▶ **Set problem**: Can you find the lines of the listing that include "name" and copy every one?

▶ **Exercise inputs**:
______________________________
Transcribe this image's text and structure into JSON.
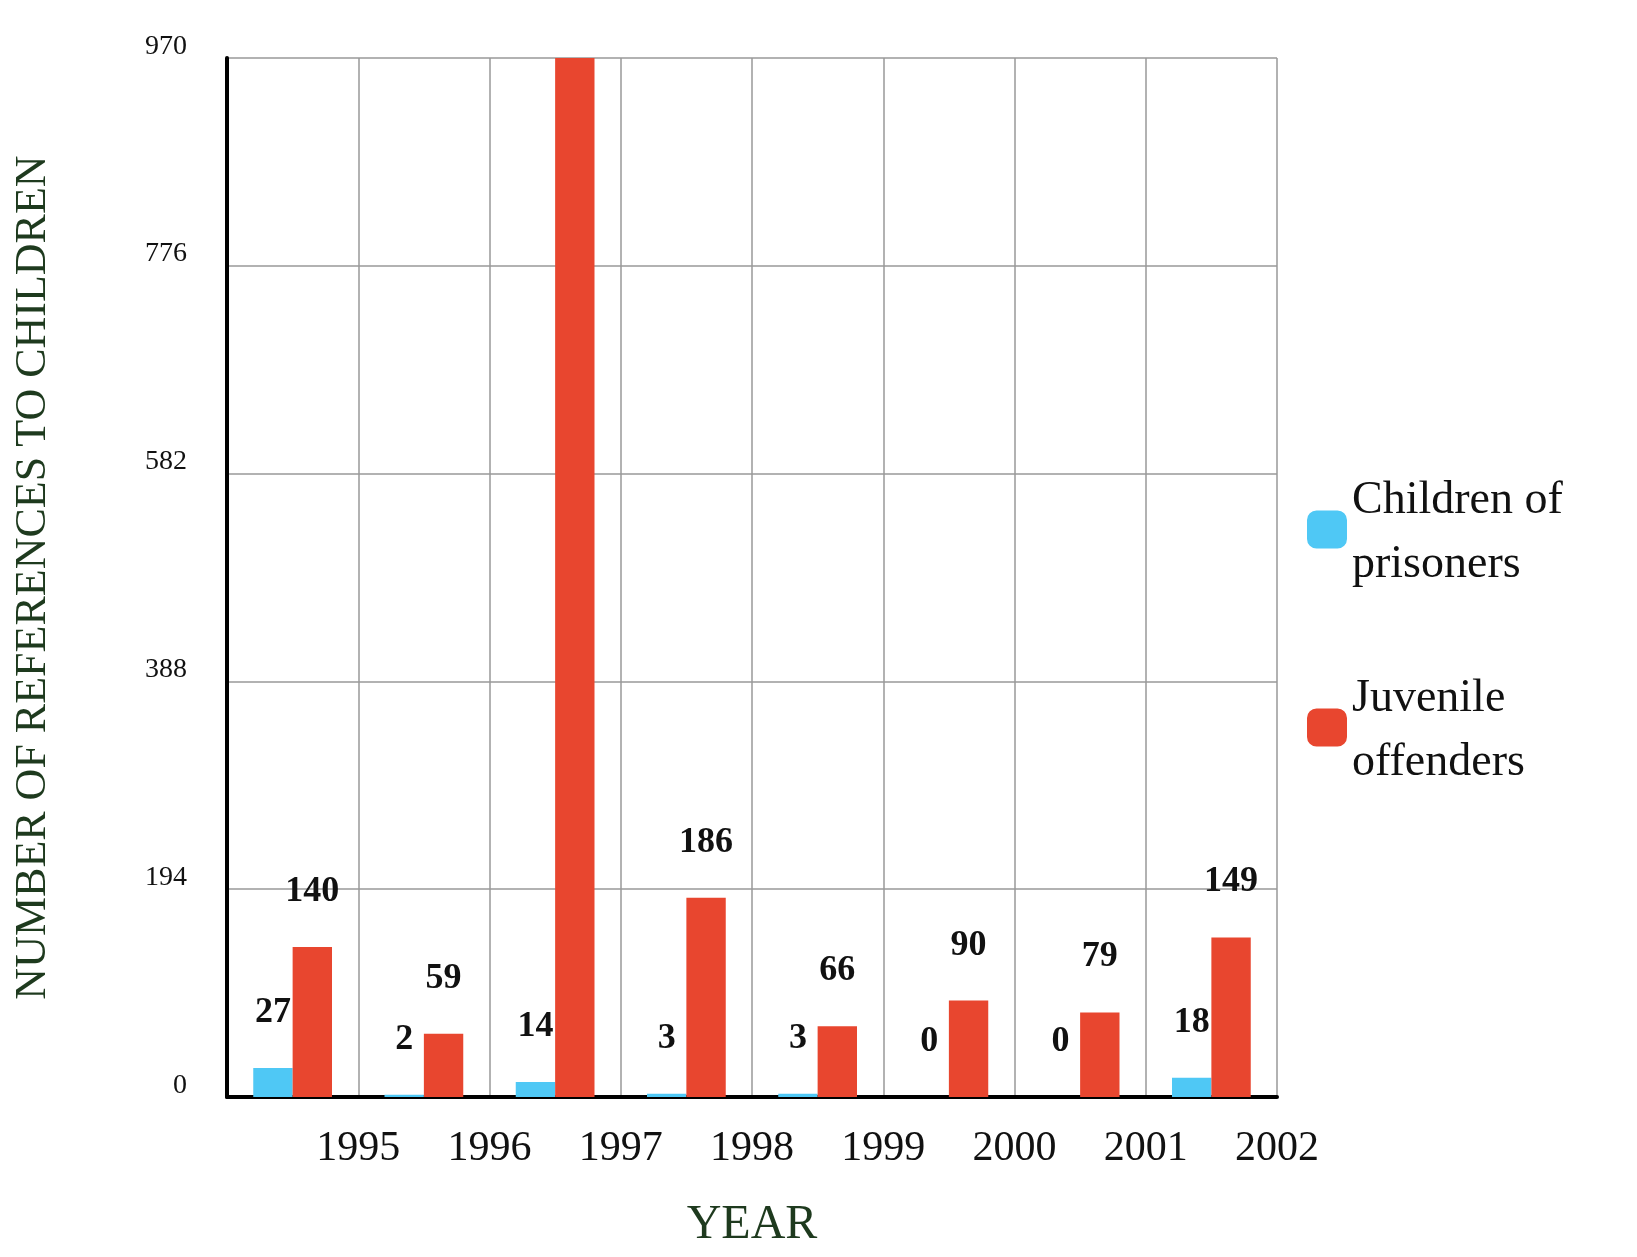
{
  "chart_data": {
    "type": "bar",
    "xlabel": "YEAR",
    "ylabel": "NUMBER OF REFERENCES TO CHILDREN",
    "x": [
      1994.5,
      1995.5,
      1996.5,
      1997.5,
      1998.5,
      1999.5,
      2000.5,
      2001.5
    ],
    "series": [
      {
        "name": "Children of prisoners",
        "color": "#4fc8f5",
        "values": [
          27,
          2,
          14,
          3,
          3,
          0,
          0,
          18
        ],
        "value_labels": [
          "27",
          "2",
          "14",
          "3",
          "3",
          "0",
          "0",
          "18"
        ]
      },
      {
        "name": "Juvenile offenders",
        "color": "#e8462f",
        "values": [
          140,
          59,
          970,
          186,
          66,
          90,
          79,
          149
        ],
        "value_labels": [
          "140",
          "59",
          null,
          "186",
          "66",
          "90",
          "79",
          "149"
        ]
      }
    ],
    "xlim": [
      1994,
      2002
    ],
    "xticks": [
      1995,
      1996,
      1997,
      1998,
      1999,
      2000,
      2001,
      2002
    ],
    "ylim": [
      0,
      970
    ],
    "yticks": [
      0,
      194,
      388,
      582,
      776,
      970
    ],
    "grid": true,
    "legend": "right"
  }
}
______________________________
▶ **Task answer**:
        "name": "Children of prisoners",
        "name": "Juvenile offenders",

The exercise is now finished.